• [Your task]: Report every line in the listing that contains the string "disconnect".

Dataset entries
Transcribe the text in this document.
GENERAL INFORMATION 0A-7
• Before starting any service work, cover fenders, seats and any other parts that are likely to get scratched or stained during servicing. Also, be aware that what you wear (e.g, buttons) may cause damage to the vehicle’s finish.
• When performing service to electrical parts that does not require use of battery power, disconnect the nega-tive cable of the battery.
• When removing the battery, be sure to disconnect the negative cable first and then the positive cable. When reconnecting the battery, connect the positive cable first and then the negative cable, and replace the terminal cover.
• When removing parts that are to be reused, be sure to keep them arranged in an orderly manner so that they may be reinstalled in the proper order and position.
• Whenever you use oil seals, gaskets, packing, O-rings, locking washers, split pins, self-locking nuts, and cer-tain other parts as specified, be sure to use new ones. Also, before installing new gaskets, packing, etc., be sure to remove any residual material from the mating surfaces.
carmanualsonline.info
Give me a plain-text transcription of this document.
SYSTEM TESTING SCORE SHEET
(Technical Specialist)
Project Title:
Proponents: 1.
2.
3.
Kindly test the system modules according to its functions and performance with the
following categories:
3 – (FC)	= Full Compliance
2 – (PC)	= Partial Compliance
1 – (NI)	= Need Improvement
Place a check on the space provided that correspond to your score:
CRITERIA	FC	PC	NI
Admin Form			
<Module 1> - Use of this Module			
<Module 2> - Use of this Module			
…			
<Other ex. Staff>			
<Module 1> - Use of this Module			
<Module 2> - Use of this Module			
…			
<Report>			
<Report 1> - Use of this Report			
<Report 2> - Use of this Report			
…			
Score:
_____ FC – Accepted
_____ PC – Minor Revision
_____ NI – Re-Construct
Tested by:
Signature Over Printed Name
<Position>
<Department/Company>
---
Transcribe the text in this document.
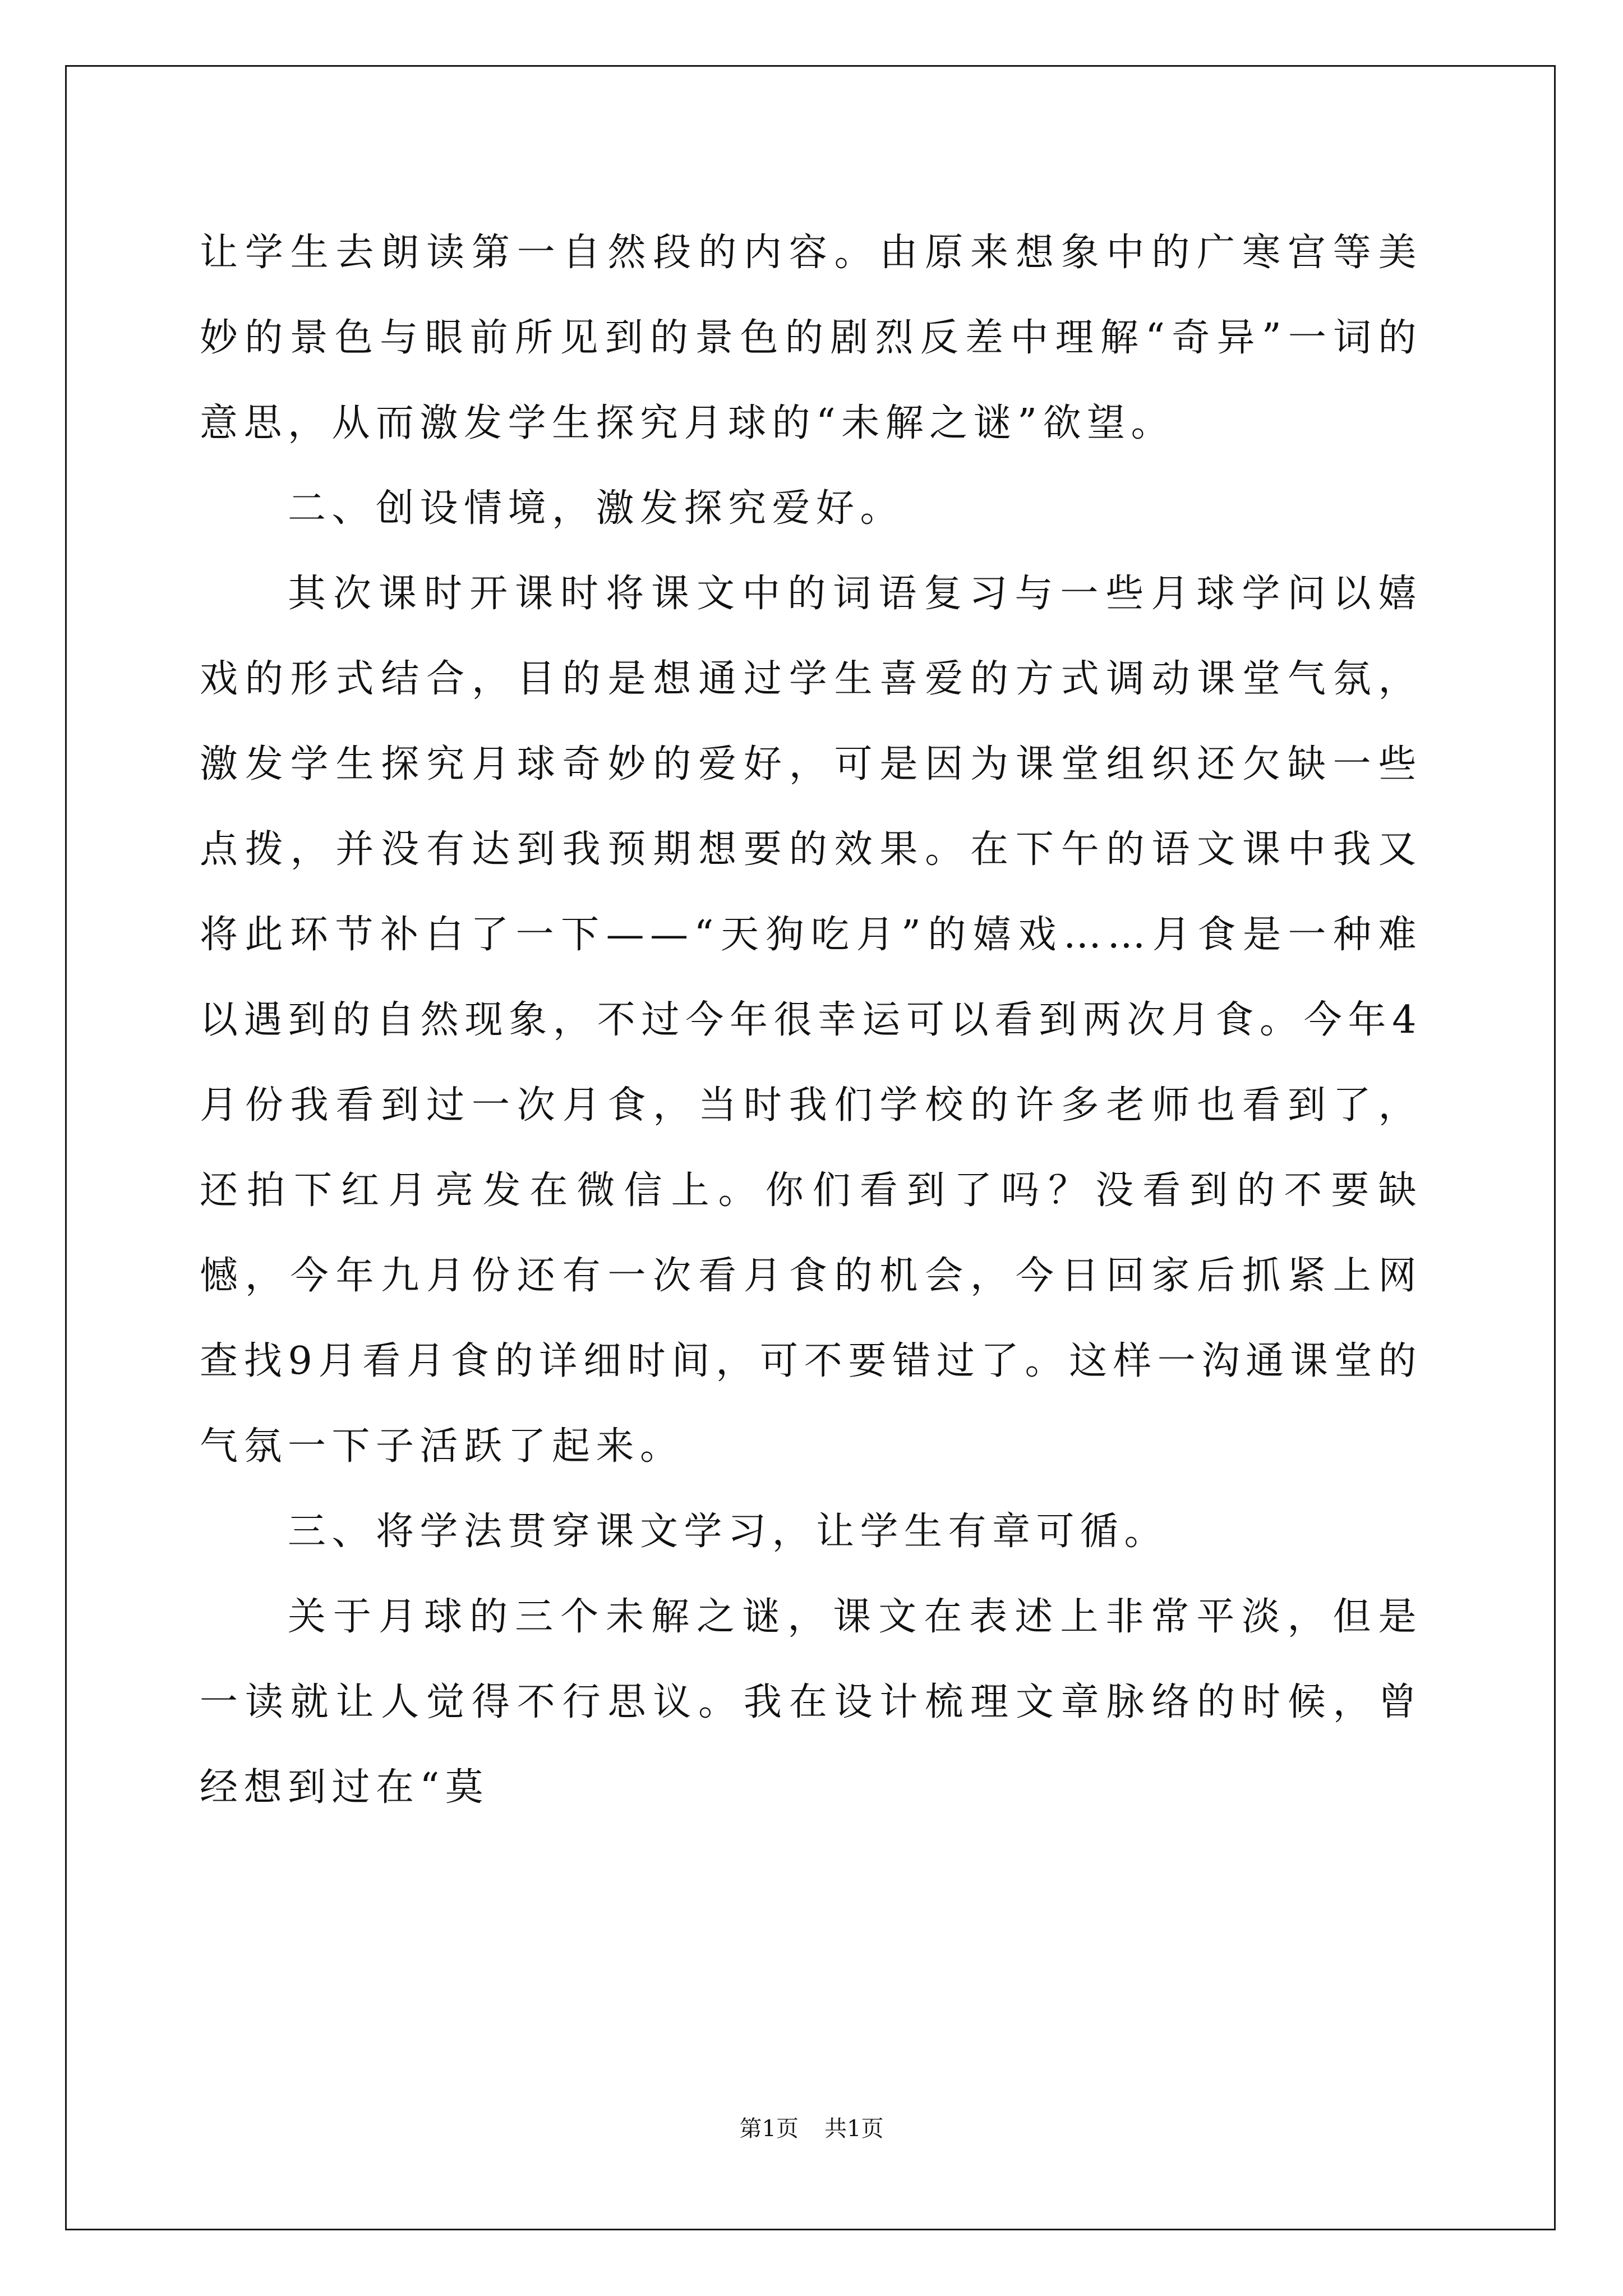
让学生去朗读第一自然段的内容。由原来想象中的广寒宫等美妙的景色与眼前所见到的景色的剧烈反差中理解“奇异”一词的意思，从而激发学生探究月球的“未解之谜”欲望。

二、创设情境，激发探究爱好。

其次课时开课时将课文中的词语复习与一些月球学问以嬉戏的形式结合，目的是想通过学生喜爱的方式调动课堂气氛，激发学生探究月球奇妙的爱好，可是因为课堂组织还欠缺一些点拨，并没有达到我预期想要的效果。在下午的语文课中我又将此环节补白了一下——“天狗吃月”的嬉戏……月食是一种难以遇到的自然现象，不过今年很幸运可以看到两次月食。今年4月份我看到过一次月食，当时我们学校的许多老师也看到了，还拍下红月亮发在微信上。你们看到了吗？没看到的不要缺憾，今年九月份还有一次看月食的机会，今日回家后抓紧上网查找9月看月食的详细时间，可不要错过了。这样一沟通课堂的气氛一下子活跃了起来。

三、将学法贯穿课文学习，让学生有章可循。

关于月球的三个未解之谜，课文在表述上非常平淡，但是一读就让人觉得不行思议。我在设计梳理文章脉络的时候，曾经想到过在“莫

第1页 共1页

• [Solution to this problem]:
• When performing service to electrical parts that does not require use of battery power, disconnect the nega-tive cable of the battery.
• When removing the battery, be sure to disconnect the negative cable first and then the positive cable. When reconnecting the battery, connect the positive cable first and then the negative cable, and replace the terminal cover.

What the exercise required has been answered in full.